* WHAT YOU WILL DO: Reproduce all the lines below exactly and omit the images.

* ITEMS:

☆ ☆ ☆ ☆

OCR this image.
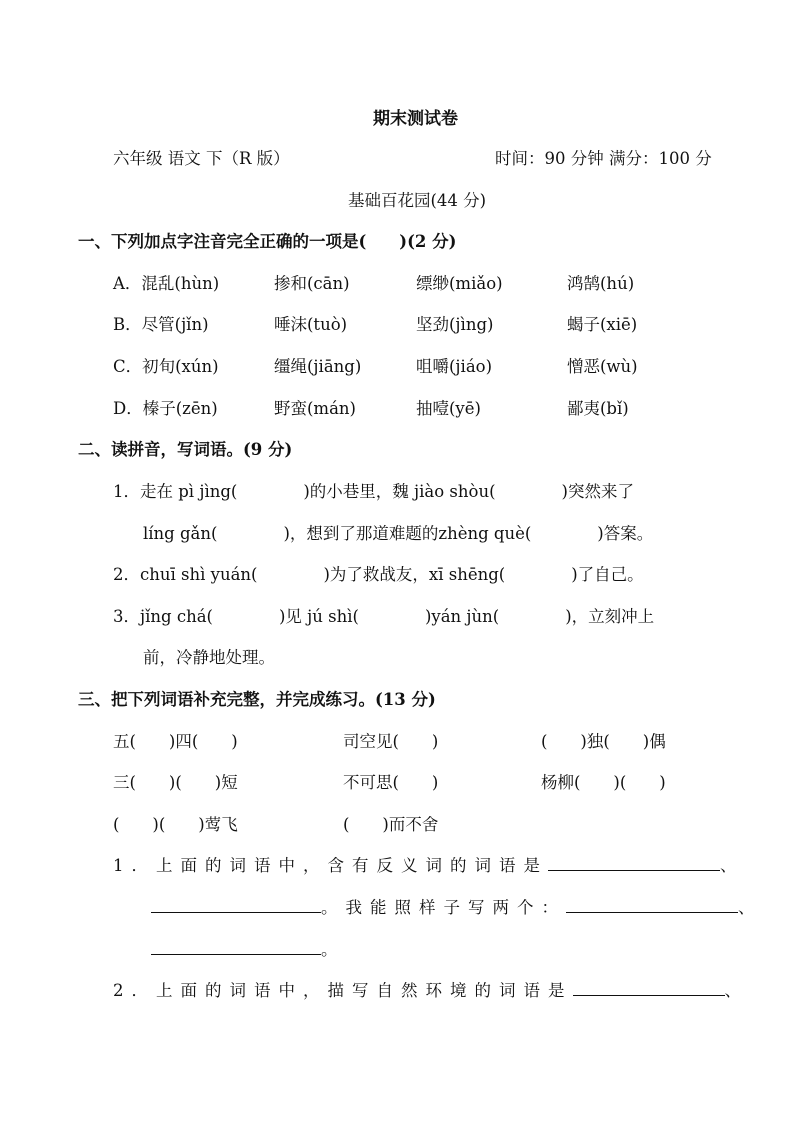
期末测试卷
六年级 语文 下（R 版）	时间：90 分钟 满分：100 分
基础百花园(44 分)
一、下列加点字注音完全正确的一项是(　　)(2 分)
A．混乱(hùn)	掺和(cān)	缥缈(miǎo)	鸿鹄(hú)
B．尽管(jǐn)	唾沫(tuò)	坚劲(jìng)	蝎子(xiē)
C．初旬(xún)	缰绳(jiāng)	咀嚼(jiáo)	憎恶(wù)
D．榛子(zēn)	野蛮(mán)	抽噎(yē)	鄙夷(bǐ)
二、读拼音，写词语。(9 分)
1．走在 pì jìng(　　　　)的小巷里，魏 jiào shòu(　　　　)突然来了
líng gǎn(　　　　)，想到了那道难题的zhèng què(　　　　)答案。
2．chuī shì yuán(　　　　)为了救战友，xī shēng(　　　　)了自己。
3．jǐng chá(　　　　)见 jú shì(　　　　)yán jùn(　　　　)，立刻冲上
前，冷静地处理。
三、把下列词语补充完整，并完成练习。(13 分)
五(　　)四(　　)	司空见(　　)	(　　)独(　　)偶
三(　　)(　　)短	不可思(　　)	杨柳(　　)(　　)
(　　)(　　)莺飞	(　　)而不舍
1．上面的词语中，含有反义词的词语是	、
。我能照样子写两个：	、
。
2．上面的词语中，描写自然环境的词语是	、
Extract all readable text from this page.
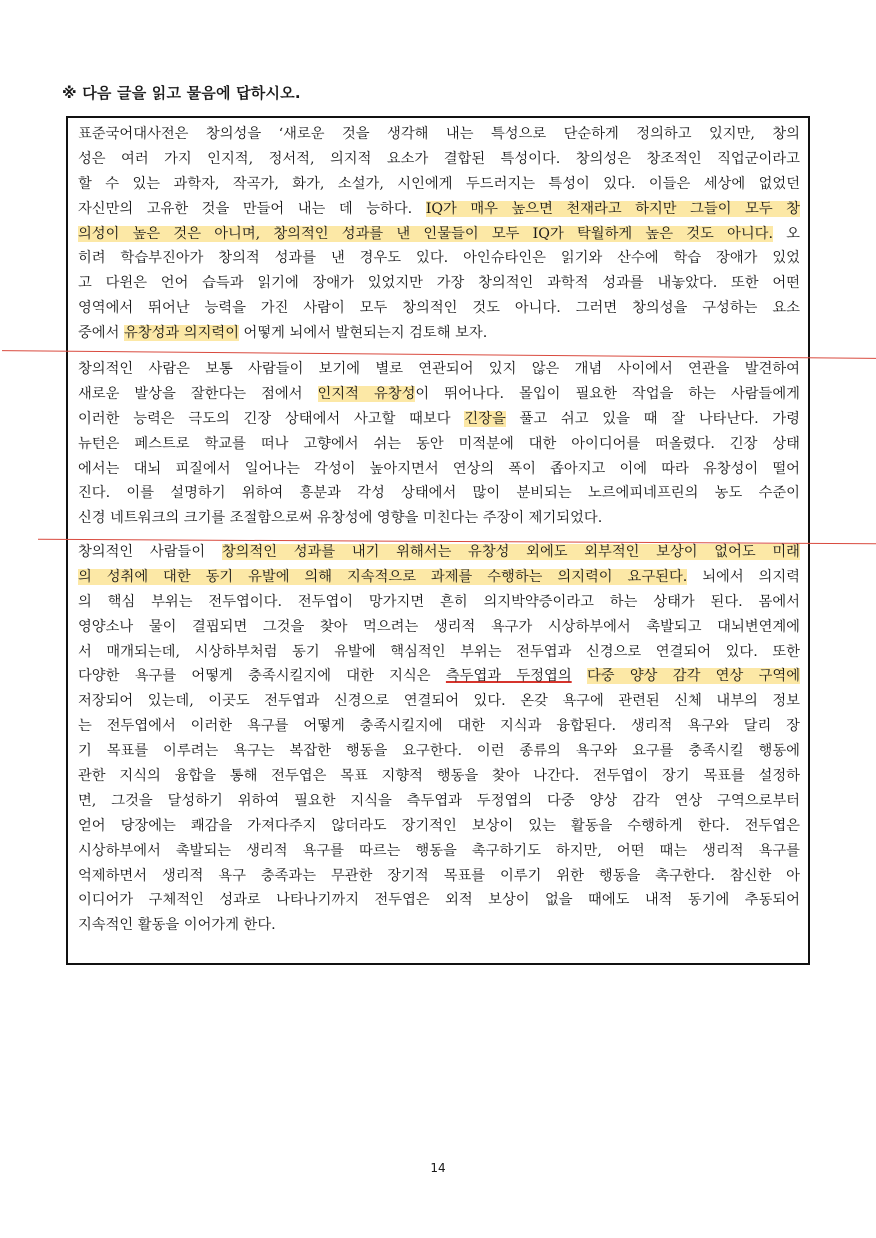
※ 다음 글을 읽고 물음에 답하시오.
표준국어대사전은 창의성을 ‘새로운 것을 생각해 내는 특성으로 단순하게 정의하고 있지만, 창의
성은 여러 가지 인지적, 정서적, 의지적 요소가 결합된 특성이다. 창의성은 창조적인 직업군이라고
할 수 있는 과학자, 작곡가, 화가, 소설가, 시인에게 두드러지는 특성이 있다. 이들은 세상에 없었던
자신만의 고유한 것을 만들어 내는 데 능하다. IQ가 매우 높으면 천재라고 하지만 그들이 모두 창
의성이 높은 것은 아니며, 창의적인 성과를 낸 인물들이 모두 IQ가 탁월하게 높은 것도 아니다. 오
히려 학습부진아가 창의적 성과를 낸 경우도 있다. 아인슈타인은 읽기와 산수에 학습 장애가 있었
고 다윈은 언어 습득과 읽기에 장애가 있었지만 가장 창의적인 과학적 성과를 내놓았다. 또한 어떤
영역에서 뛰어난 능력을 가진 사람이 모두 창의적인 것도 아니다. 그러면 창의성을 구성하는 요소
중에서 유창성과 의지력이 어떻게 뇌에서 발현되는지 검토해 보자.
창의적인 사람은 보통 사람들이 보기에 별로 연관되어 있지 않은 개념 사이에서 연관을 발견하여
새로운 발상을 잘한다는 점에서 인지적 유창성이 뛰어나다. 몰입이 필요한 작업을 하는 사람들에게
이러한 능력은 극도의 긴장 상태에서 사고할 때보다 긴장을 풀고 쉬고 있을 때 잘 나타난다. 가령
뉴턴은 페스트로 학교를 떠나 고향에서 쉬는 동안 미적분에 대한 아이디어를 떠올렸다. 긴장 상태
에서는 대뇌 피질에서 일어나는 각성이 높아지면서 연상의 폭이 좁아지고 이에 따라 유창성이 떨어
진다. 이를 설명하기 위하여 흥분과 각성 상태에서 많이 분비되는 노르에피네프린의 농도 수준이
신경 네트워크의 크기를 조절함으로써 유창성에 영향을 미친다는 주장이 제기되었다.
창의적인 사람들이 창의적인 성과를 내기 위해서는 유창성 외에도 외부적인 보상이 없어도 미래
의 성취에 대한 동기 유발에 의해 지속적으로 과제를 수행하는 의지력이 요구된다. 뇌에서 의지력
의 핵심 부위는 전두엽이다. 전두엽이 망가지면 흔히 의지박약증이라고 하는 상태가 된다. 몸에서
영양소나 물이 결핍되면 그것을 찾아 먹으려는 생리적 욕구가 시상하부에서 촉발되고 대뇌변연계에
서 매개되는데, 시상하부처럼 동기 유발에 핵심적인 부위는 전두엽과 신경으로 연결되어 있다. 또한
다양한 욕구를 어떻게 충족시킬지에 대한 지식은 측두엽과 두정엽의 다중 양상 감각 연상 구역에
저장되어 있는데, 이곳도 전두엽과 신경으로 연결되어 있다. 온갖 욕구에 관련된 신체 내부의 정보
는 전두엽에서 이러한 욕구를 어떻게 충족시킬지에 대한 지식과 융합된다. 생리적 욕구와 달리 장
기 목표를 이루려는 욕구는 복잡한 행동을 요구한다. 이런 종류의 욕구와 요구를 충족시킬 행동에
관한 지식의 융합을 통해 전두엽은 목표 지향적 행동을 찾아 나간다. 전두엽이 장기 목표를 설정하
면, 그것을 달성하기 위하여 필요한 지식을 측두엽과 두정엽의 다중 양상 감각 연상 구역으로부터
얻어 당장에는 쾌감을 가져다주지 않더라도 장기적인 보상이 있는 활동을 수행하게 한다. 전두엽은
시상하부에서 촉발되는 생리적 욕구를 따르는 행동을 촉구하기도 하지만, 어떤 때는 생리적 욕구를
억제하면서 생리적 욕구 충족과는 무관한 장기적 목표를 이루기 위한 행동을 촉구한다. 참신한 아
이디어가 구체적인 성과로 나타나기까지 전두엽은 외적 보상이 없을 때에도 내적 동기에 추동되어
지속적인 활동을 이어가게 한다.
14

☆ ☆ ☆ ☆

* COMPLETED TASK:
OCR this image.
期末测试卷
六年级 语文 下（R 版）	时间：90 分钟 满分：100 分
基础百花园(44 分)
一、下列加点字注音完全正确的一项是(　　)(2 分)
A．混乱(hùn)	掺和(cān)	缥缈(miǎo)	鸿鹄(hú)
B．尽管(jǐn)	唾沫(tuò)	坚劲(jìng)	蝎子(xiē)
C．初旬(xún)	缰绳(jiāng)	咀嚼(jiáo)	憎恶(wù)
D．榛子(zēn)	野蛮(mán)	抽噎(yē)	鄙夷(bǐ)
二、读拼音，写词语。(9 分)
1．走在 pì jìng(　　　　)的小巷里，魏 jiào shòu(　　　　)突然来了
líng gǎn(　　　　)，想到了那道难题的zhèng què(　　　　)答案。
2．chuī shì yuán(　　　　)为了救战友，xī shēng(　　　　)了自己。
3．jǐng chá(　　　　)见 jú shì(　　　　)yán jùn(　　　　)，立刻冲上
前，冷静地处理。
三、把下列词语补充完整，并完成练习。(13 分)
五(　　)四(　　)	司空见(　　)	(　　)独(　　)偶
三(　　)(　　)短	不可思(　　)	杨柳(　　)(　　)
(　　)(　　)莺飞	(　　)而不舍
1．上面的词语中，含有反义词的词语是	、
。我能照样子写两个：	、
。
2．上面的词语中，描写自然环境的词语是	、
Extract all readable text from this page.
※ 다음 글을 읽고 물음에 답하시오.
표준국어대사전은 창의성을 ‘새로운 것을 생각해 내는 특성으로 단순하게 정의하고 있지만, 창의
성은 여러 가지 인지적, 정서적, 의지적 요소가 결합된 특성이다. 창의성은 창조적인 직업군이라고
할 수 있는 과학자, 작곡가, 화가, 소설가, 시인에게 두드러지는 특성이 있다. 이들은 세상에 없었던
자신만의 고유한 것을 만들어 내는 데 능하다. IQ가 매우 높으면 천재라고 하지만 그들이 모두 창
의성이 높은 것은 아니며, 창의적인 성과를 낸 인물들이 모두 IQ가 탁월하게 높은 것도 아니다. 오
히려 학습부진아가 창의적 성과를 낸 경우도 있다. 아인슈타인은 읽기와 산수에 학습 장애가 있었
고 다윈은 언어 습득과 읽기에 장애가 있었지만 가장 창의적인 과학적 성과를 내놓았다. 또한 어떤
영역에서 뛰어난 능력을 가진 사람이 모두 창의적인 것도 아니다. 그러면 창의성을 구성하는 요소
중에서 유창성과 의지력이 어떻게 뇌에서 발현되는지 검토해 보자.
창의적인 사람은 보통 사람들이 보기에 별로 연관되어 있지 않은 개념 사이에서 연관을 발견하여
새로운 발상을 잘한다는 점에서 인지적 유창성이 뛰어나다. 몰입이 필요한 작업을 하는 사람들에게
이러한 능력은 극도의 긴장 상태에서 사고할 때보다 긴장을 풀고 쉬고 있을 때 잘 나타난다. 가령
뉴턴은 페스트로 학교를 떠나 고향에서 쉬는 동안 미적분에 대한 아이디어를 떠올렸다. 긴장 상태
에서는 대뇌 피질에서 일어나는 각성이 높아지면서 연상의 폭이 좁아지고 이에 따라 유창성이 떨어
진다. 이를 설명하기 위하여 흥분과 각성 상태에서 많이 분비되는 노르에피네프린의 농도 수준이
신경 네트워크의 크기를 조절함으로써 유창성에 영향을 미친다는 주장이 제기되었다.
창의적인 사람들이 창의적인 성과를 내기 위해서는 유창성 외에도 외부적인 보상이 없어도 미래
의 성취에 대한 동기 유발에 의해 지속적으로 과제를 수행하는 의지력이 요구된다. 뇌에서 의지력
의 핵심 부위는 전두엽이다. 전두엽이 망가지면 흔히 의지박약증이라고 하는 상태가 된다. 몸에서
영양소나 물이 결핍되면 그것을 찾아 먹으려는 생리적 욕구가 시상하부에서 촉발되고 대뇌변연계에
서 매개되는데, 시상하부처럼 동기 유발에 핵심적인 부위는 전두엽과 신경으로 연결되어 있다. 또한
다양한 욕구를 어떻게 충족시킬지에 대한 지식은 측두엽과 두정엽의 다중 양상 감각 연상 구역에
저장되어 있는데, 이곳도 전두엽과 신경으로 연결되어 있다. 온갖 욕구에 관련된 신체 내부의 정보
는 전두엽에서 이러한 욕구를 어떻게 충족시킬지에 대한 지식과 융합된다. 생리적 욕구와 달리 장
기 목표를 이루려는 욕구는 복잡한 행동을 요구한다. 이런 종류의 욕구와 요구를 충족시킬 행동에
관한 지식의 융합을 통해 전두엽은 목표 지향적 행동을 찾아 나간다. 전두엽이 장기 목표를 설정하
면, 그것을 달성하기 위하여 필요한 지식을 측두엽과 두정엽의 다중 양상 감각 연상 구역으로부터
얻어 당장에는 쾌감을 가져다주지 않더라도 장기적인 보상이 있는 활동을 수행하게 한다. 전두엽은
시상하부에서 촉발되는 생리적 욕구를 따르는 행동을 촉구하기도 하지만, 어떤 때는 생리적 욕구를
억제하면서 생리적 욕구 충족과는 무관한 장기적 목표를 이루기 위한 행동을 촉구한다. 참신한 아
이디어가 구체적인 성과로 나타나기까지 전두엽은 외적 보상이 없을 때에도 내적 동기에 추동되어
지속적인 활동을 이어가게 한다.
14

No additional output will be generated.